* _Exercise objective_:
Write out the items below again, switching each "x-tick-label" to "x-axis-tick" and leaving everything else the same.

[Spatial layout items]

□ □ □ □ □ □ □

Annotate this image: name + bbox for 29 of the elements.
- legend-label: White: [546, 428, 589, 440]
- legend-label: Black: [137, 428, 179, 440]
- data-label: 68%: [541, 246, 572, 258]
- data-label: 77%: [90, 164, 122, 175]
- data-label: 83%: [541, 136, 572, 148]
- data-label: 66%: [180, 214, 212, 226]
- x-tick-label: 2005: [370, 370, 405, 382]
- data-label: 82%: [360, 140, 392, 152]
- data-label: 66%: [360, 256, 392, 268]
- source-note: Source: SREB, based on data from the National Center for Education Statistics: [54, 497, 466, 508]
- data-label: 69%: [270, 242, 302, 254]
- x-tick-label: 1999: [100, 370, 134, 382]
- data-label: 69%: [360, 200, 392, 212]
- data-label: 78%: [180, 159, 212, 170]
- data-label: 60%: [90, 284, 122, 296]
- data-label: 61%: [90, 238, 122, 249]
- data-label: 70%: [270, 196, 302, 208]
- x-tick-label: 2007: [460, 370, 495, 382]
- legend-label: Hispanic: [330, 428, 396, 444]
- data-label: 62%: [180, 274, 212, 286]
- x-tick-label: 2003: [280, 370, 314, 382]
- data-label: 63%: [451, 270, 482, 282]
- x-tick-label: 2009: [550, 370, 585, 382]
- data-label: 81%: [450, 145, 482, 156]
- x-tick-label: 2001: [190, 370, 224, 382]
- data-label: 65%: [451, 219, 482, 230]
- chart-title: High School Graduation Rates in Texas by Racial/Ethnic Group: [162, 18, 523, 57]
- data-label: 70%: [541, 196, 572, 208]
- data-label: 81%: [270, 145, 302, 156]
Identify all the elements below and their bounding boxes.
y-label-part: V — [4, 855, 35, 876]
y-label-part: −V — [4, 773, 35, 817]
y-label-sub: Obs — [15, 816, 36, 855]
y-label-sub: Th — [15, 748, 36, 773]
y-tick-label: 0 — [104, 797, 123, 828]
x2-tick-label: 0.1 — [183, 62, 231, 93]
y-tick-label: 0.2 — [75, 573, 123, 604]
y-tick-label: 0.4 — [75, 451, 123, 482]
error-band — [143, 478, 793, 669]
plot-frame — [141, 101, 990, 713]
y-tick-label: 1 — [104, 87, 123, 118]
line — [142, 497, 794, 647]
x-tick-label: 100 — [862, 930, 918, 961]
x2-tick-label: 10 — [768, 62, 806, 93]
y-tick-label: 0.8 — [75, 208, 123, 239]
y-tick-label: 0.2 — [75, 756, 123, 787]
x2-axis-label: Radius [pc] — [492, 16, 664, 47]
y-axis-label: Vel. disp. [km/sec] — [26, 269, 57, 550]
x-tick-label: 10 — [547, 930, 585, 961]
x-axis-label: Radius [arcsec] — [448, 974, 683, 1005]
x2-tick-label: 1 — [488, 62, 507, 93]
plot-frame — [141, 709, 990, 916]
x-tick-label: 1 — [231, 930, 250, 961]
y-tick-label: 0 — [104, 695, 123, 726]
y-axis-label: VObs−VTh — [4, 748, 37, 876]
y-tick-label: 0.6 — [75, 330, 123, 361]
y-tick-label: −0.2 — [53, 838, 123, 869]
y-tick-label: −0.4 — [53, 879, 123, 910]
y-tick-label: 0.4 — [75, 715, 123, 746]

□ □ □ □ □ □ □

* _Solution for this exercise_:
Annotate this image: name + bbox for 29 of the elements.
- legend-label: White: [546, 428, 589, 440]
- legend-label: Black: [137, 428, 179, 440]
- data-label: 68%: [541, 246, 572, 258]
- data-label: 77%: [90, 164, 122, 175]
- data-label: 83%: [541, 136, 572, 148]
- data-label: 66%: [180, 214, 212, 226]
- x-axis-tick: 2005: [370, 370, 405, 382]
- data-label: 82%: [360, 140, 392, 152]
- data-label: 66%: [360, 256, 392, 268]
- source-note: Source: SREB, based on data from the National Center for Education Statistics: [54, 497, 466, 508]
- data-label: 69%: [270, 242, 302, 254]
- x-axis-tick: 1999: [100, 370, 134, 382]
- data-label: 69%: [360, 200, 392, 212]
- data-label: 78%: [180, 159, 212, 170]
- data-label: 60%: [90, 284, 122, 296]
- data-label: 61%: [90, 238, 122, 249]
- data-label: 70%: [270, 196, 302, 208]
- x-axis-tick: 2007: [460, 370, 495, 382]
- legend-label: Hispanic: [330, 428, 396, 444]
- data-label: 62%: [180, 274, 212, 286]
- x-axis-tick: 2003: [280, 370, 314, 382]
- data-label: 63%: [451, 270, 482, 282]
- x-axis-tick: 2009: [550, 370, 585, 382]
- data-label: 81%: [450, 145, 482, 156]
- x-axis-tick: 2001: [190, 370, 224, 382]
- data-label: 65%: [451, 219, 482, 230]
- chart-title: High School Graduation Rates in Texas by Racial/Ethnic Group: [162, 18, 523, 57]
- data-label: 70%: [541, 196, 572, 208]
- data-label: 81%: [270, 145, 302, 156]
Identify all the elements below and their bounding boxes.
y-label-part: V — [4, 855, 35, 876]
y-label-part: −V — [4, 773, 35, 817]
y-label-sub: Obs — [15, 816, 36, 855]
y-label-sub: Th — [15, 748, 36, 773]
y-tick-label: 0 — [104, 797, 123, 828]
x2-tick-label: 0.1 — [183, 62, 231, 93]
y-tick-label: 0.2 — [75, 573, 123, 604]
y-tick-label: 0.4 — [75, 451, 123, 482]
error-band — [143, 478, 793, 669]
plot-frame — [141, 101, 990, 713]
y-tick-label: 1 — [104, 87, 123, 118]
line — [142, 497, 794, 647]
x-axis-tick: 100 — [862, 930, 918, 961]
x2-tick-label: 10 — [768, 62, 806, 93]
y-tick-label: 0.8 — [75, 208, 123, 239]
y-tick-label: 0.2 — [75, 756, 123, 787]
x2-axis-label: Radius [pc] — [492, 16, 664, 47]
y-axis-label: Vel. disp. [km/sec] — [26, 269, 57, 550]
x-axis-tick: 10 — [547, 930, 585, 961]
x-axis-label: Radius [arcsec] — [448, 974, 683, 1005]
x2-tick-label: 1 — [488, 62, 507, 93]
plot-frame — [141, 709, 990, 916]
x-axis-tick: 1 — [231, 930, 250, 961]
y-tick-label: 0 — [104, 695, 123, 726]
y-axis-label: VObs−VTh — [4, 748, 37, 876]
y-tick-label: 0.6 — [75, 330, 123, 361]
y-tick-label: −0.2 — [53, 838, 123, 869]
y-tick-label: −0.4 — [53, 879, 123, 910]
y-tick-label: 0.4 — [75, 715, 123, 746]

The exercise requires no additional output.